:: Task instructions ::
Return a copy of every line in the records that includes the word "ffffff".

__________

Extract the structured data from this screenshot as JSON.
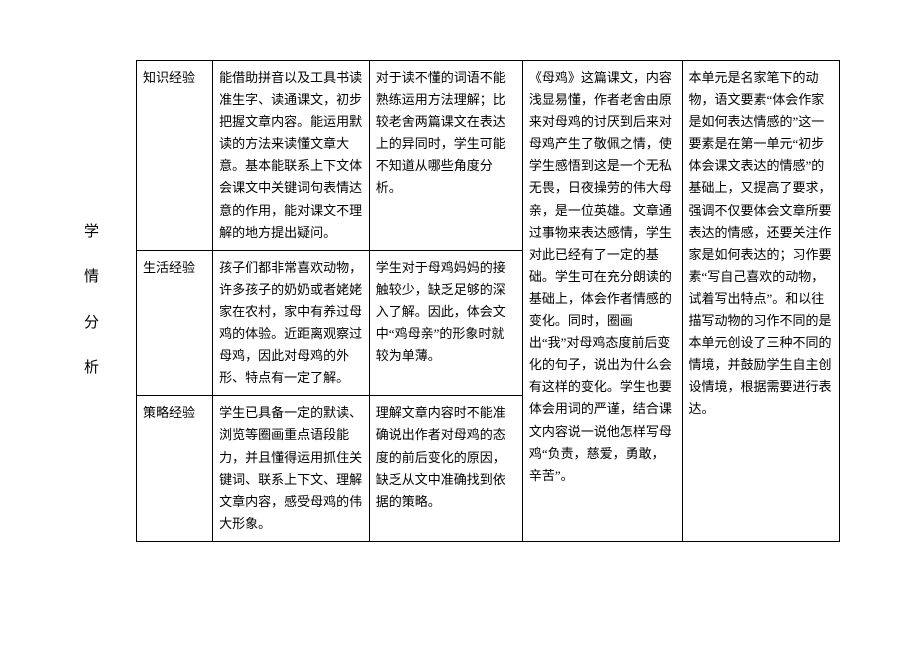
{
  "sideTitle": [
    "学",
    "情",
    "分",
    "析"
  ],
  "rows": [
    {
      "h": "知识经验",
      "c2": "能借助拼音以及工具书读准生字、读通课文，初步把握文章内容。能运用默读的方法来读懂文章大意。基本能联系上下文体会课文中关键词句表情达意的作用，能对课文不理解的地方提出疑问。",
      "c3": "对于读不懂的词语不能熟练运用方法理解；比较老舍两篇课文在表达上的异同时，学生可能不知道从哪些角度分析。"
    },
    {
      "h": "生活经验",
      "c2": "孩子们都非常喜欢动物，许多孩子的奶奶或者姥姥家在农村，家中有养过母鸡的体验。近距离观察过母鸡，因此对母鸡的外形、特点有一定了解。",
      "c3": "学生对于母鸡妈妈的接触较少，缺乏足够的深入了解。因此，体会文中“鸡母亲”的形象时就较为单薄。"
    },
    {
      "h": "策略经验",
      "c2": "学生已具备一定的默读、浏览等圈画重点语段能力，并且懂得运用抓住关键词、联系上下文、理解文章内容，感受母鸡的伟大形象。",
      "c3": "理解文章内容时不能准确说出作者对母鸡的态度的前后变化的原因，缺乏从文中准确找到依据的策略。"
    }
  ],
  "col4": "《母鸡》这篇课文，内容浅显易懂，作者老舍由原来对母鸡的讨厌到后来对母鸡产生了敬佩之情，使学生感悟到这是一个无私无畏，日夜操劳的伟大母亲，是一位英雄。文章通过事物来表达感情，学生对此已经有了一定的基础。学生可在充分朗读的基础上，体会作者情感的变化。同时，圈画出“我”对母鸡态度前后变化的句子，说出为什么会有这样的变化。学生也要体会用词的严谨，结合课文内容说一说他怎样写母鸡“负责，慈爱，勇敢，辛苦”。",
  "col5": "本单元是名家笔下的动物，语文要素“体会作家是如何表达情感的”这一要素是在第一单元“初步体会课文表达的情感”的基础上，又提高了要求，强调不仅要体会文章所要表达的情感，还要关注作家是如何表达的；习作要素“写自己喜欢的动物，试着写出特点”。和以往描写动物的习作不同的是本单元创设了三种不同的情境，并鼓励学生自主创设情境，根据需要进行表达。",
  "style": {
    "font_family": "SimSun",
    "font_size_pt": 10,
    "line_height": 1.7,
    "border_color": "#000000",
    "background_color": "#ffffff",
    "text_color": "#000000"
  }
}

__________

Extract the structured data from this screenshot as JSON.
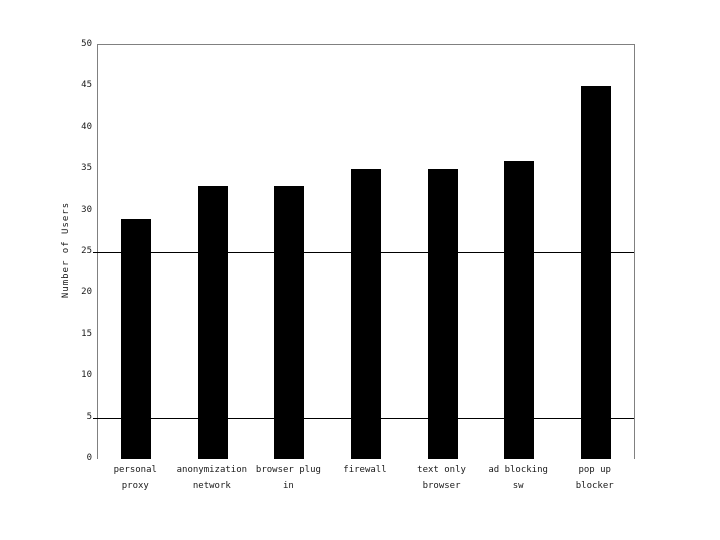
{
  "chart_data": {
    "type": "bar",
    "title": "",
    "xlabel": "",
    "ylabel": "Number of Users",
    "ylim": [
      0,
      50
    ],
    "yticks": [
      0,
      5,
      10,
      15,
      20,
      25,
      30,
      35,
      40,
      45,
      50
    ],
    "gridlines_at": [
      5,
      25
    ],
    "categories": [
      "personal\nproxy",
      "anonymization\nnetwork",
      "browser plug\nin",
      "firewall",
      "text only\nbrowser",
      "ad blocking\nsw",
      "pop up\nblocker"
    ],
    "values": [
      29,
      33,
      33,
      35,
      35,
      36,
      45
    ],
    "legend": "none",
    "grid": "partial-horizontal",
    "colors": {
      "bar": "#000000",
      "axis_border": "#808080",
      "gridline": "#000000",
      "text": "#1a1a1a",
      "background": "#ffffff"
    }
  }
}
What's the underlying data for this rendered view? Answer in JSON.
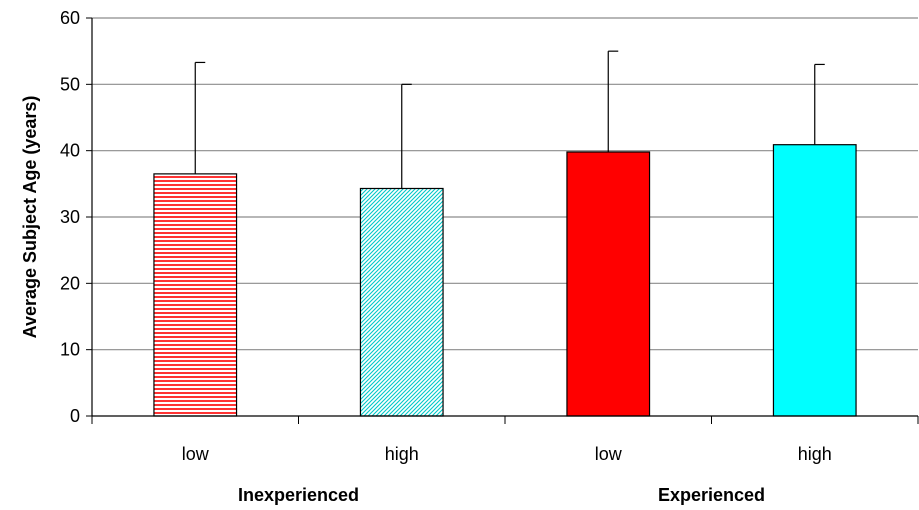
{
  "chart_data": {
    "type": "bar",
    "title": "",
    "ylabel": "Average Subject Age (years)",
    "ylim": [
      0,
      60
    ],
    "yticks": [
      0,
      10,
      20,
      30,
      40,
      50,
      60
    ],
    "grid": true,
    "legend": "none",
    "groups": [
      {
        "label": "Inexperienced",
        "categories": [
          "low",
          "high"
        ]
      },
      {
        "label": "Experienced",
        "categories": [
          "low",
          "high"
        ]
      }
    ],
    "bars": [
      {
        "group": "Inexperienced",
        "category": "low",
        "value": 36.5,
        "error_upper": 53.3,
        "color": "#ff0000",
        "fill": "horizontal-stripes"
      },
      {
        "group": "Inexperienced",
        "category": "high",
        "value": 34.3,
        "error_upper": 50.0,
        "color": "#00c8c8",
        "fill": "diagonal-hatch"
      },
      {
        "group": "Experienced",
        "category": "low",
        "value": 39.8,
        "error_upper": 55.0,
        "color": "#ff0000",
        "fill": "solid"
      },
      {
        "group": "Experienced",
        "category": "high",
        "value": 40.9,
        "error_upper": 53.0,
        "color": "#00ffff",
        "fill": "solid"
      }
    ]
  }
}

__________

:: Output of the exercise ::
    "background_color": "#ffffff",
      "background": "#ffffff"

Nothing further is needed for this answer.